* TASK GOAL: Using the listing below, please gather every line containing the word "quarter".

* Stored data entries:
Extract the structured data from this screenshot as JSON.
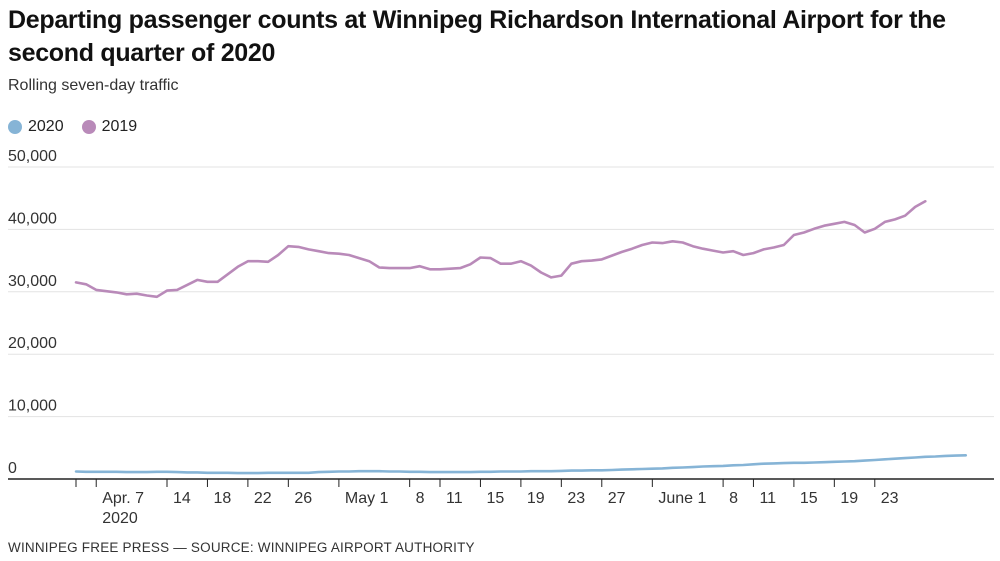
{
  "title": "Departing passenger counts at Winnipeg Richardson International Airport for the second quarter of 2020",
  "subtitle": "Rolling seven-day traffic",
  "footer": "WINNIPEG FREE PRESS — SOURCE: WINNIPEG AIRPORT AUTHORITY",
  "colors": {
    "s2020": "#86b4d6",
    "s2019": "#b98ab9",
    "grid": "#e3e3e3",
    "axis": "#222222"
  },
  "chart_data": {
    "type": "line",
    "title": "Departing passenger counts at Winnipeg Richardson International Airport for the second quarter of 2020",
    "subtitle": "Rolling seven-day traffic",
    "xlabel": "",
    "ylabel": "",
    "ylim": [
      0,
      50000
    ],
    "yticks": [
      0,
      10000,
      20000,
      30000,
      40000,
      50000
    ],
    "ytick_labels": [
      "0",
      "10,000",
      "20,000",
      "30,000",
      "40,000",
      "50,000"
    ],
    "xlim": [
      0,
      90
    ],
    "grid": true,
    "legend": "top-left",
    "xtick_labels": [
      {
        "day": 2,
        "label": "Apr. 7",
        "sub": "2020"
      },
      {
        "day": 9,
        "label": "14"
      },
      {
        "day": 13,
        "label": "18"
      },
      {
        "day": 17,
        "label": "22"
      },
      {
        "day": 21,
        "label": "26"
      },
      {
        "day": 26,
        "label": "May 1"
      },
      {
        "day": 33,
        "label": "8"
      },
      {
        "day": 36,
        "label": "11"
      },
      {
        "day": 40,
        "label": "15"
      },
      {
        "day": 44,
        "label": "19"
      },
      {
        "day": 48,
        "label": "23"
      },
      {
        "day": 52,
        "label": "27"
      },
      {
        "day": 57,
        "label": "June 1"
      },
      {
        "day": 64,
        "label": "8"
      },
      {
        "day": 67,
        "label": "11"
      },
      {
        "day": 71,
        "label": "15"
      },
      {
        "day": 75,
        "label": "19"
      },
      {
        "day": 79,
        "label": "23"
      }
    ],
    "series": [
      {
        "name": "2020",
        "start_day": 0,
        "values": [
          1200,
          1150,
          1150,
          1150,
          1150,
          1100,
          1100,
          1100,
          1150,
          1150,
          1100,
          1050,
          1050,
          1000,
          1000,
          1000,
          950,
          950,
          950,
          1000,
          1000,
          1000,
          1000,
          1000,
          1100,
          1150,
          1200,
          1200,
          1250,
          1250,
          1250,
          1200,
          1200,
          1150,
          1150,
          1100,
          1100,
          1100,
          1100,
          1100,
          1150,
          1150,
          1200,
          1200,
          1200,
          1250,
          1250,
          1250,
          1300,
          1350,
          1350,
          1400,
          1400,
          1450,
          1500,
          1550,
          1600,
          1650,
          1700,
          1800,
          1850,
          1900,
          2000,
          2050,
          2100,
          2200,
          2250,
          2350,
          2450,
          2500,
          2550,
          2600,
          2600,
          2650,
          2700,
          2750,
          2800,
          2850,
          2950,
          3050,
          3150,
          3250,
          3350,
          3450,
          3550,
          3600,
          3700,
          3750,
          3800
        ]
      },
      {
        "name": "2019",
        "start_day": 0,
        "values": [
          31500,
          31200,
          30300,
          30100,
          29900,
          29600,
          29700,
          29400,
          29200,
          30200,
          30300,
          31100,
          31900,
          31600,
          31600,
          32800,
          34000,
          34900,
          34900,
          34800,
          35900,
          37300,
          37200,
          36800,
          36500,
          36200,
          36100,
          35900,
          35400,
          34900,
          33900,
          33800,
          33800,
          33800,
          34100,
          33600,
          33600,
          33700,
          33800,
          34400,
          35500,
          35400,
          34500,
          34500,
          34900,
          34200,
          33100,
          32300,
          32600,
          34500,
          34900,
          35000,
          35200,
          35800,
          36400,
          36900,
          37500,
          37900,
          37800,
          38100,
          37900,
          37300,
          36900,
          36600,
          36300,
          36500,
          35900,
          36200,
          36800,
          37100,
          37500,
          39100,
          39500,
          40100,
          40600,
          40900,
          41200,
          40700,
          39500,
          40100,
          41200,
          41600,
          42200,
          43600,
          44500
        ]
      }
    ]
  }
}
--
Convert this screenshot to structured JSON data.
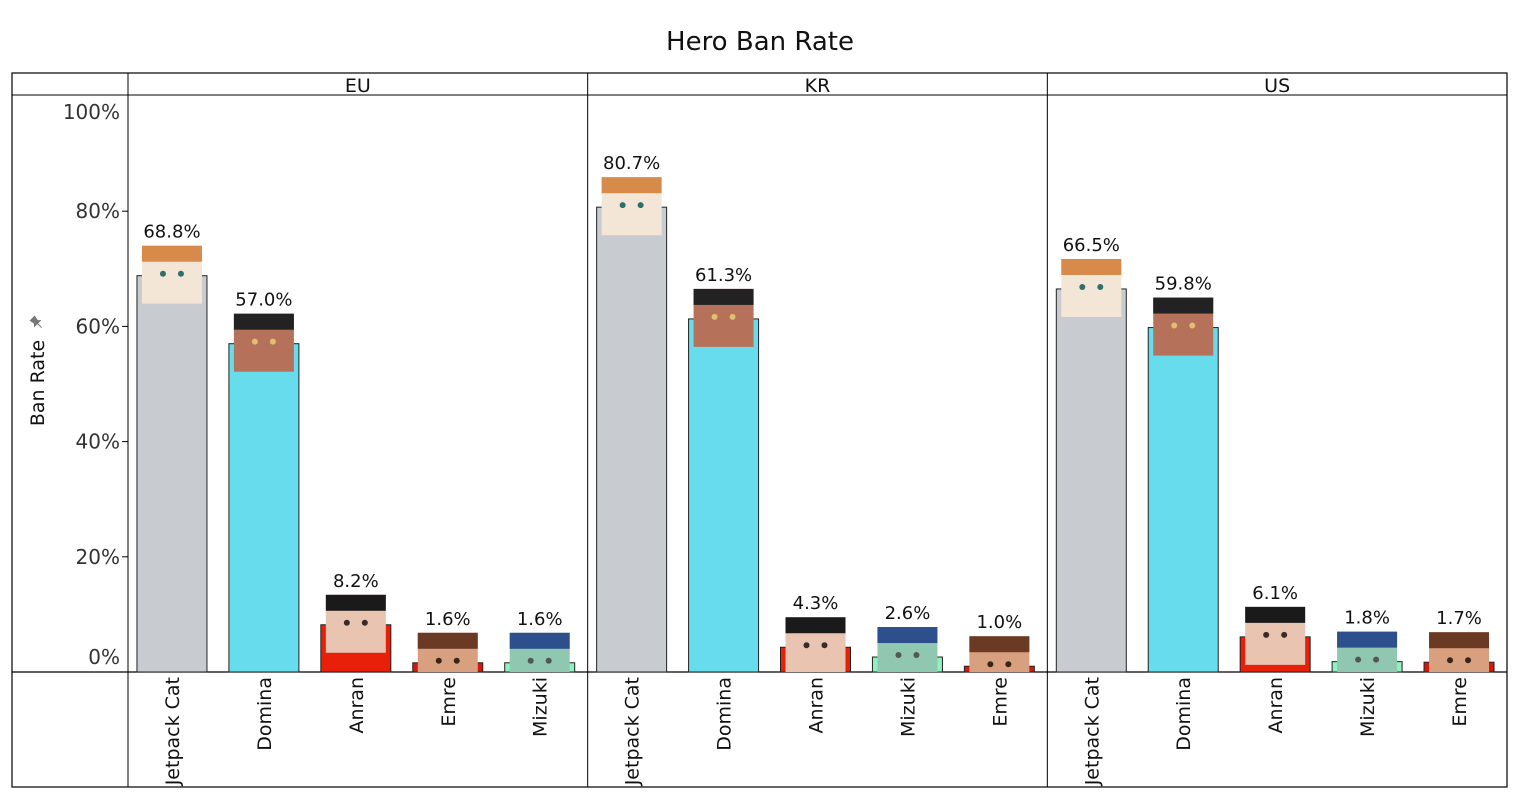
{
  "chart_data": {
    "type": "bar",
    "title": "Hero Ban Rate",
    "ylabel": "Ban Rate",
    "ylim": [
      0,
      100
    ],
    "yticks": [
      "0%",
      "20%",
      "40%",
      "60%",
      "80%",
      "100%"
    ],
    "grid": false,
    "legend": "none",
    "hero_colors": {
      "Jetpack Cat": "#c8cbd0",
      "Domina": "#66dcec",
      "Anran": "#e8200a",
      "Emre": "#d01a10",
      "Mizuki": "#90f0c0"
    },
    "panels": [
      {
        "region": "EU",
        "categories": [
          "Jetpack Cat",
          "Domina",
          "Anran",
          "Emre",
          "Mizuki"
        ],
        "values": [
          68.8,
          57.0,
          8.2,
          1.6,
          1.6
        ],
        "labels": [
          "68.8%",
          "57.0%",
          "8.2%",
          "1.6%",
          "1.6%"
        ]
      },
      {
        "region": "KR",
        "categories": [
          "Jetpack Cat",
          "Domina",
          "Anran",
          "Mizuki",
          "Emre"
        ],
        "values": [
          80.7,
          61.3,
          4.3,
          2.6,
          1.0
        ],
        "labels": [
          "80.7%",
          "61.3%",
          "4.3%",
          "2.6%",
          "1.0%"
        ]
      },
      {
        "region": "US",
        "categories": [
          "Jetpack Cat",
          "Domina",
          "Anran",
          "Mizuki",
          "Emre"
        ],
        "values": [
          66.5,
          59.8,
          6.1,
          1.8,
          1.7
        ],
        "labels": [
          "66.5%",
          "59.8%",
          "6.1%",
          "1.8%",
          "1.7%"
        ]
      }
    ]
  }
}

* ANSWER TO THIS PROBLEM:
  "title": "Departing passenger counts at Winnipeg Richardson International Airport for the second quarter of 2020",
    "title": "Departing passenger counts at Winnipeg Richardson International Airport for the second quarter of 2020",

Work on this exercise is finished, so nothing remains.